**WHAT TO PRODUCE**
Every line that contains the word "wide" should be copied out.

>> Begin RAW DATA

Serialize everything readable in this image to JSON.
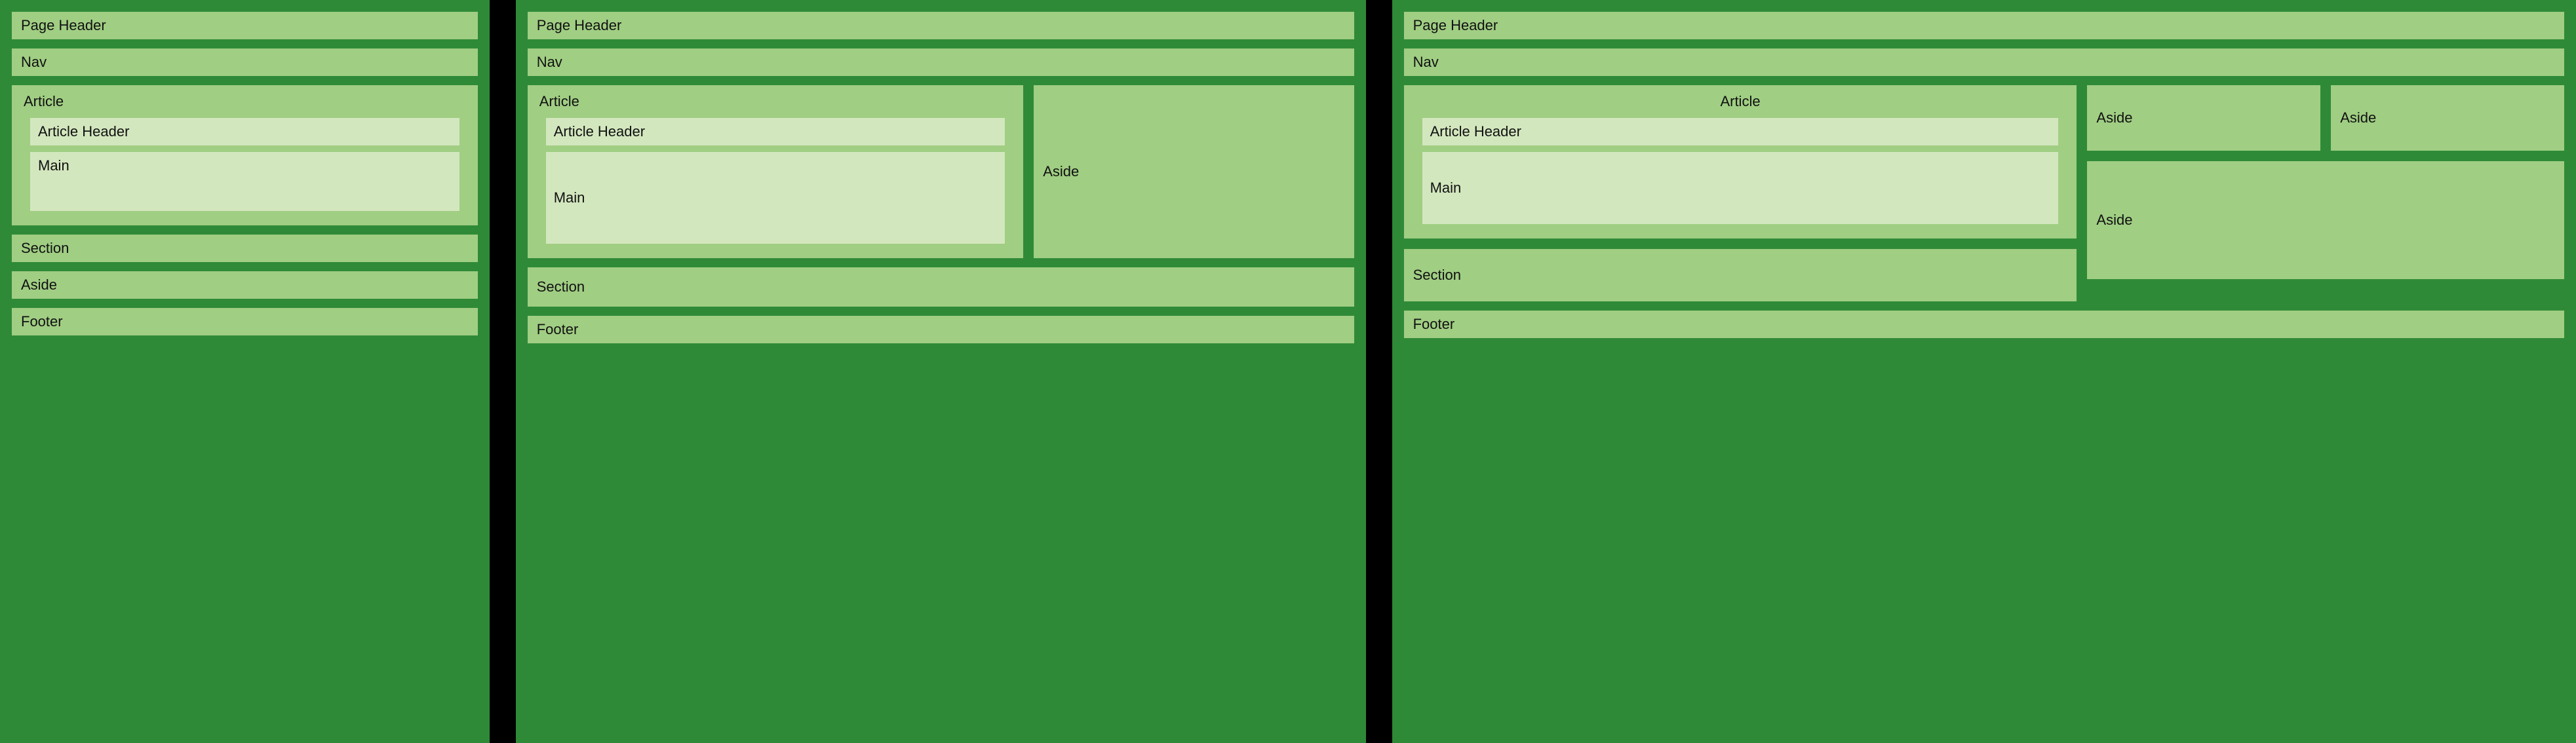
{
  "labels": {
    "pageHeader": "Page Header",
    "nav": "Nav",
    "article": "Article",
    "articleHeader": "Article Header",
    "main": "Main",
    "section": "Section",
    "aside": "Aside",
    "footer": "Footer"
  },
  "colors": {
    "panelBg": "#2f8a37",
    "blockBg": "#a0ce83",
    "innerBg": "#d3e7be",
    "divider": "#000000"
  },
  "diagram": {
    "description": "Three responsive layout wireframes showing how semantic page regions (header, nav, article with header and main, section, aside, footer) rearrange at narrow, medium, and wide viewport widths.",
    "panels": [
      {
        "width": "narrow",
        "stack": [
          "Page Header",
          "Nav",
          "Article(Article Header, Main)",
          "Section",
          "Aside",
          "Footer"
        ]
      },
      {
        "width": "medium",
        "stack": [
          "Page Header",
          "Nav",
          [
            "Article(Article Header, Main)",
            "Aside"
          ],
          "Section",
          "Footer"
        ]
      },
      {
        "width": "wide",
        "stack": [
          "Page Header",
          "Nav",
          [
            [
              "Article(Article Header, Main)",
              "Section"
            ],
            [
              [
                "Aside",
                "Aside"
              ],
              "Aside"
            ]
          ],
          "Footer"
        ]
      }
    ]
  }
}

>> End RAW DATA

**TASK RESPONSE**
    "description": "Three responsive layout wireframes showing how semantic page regions (header, nav, article with header and main, section, aside, footer) rearrange at narrow, medium, and wide viewport widths.",
        "width": "wide",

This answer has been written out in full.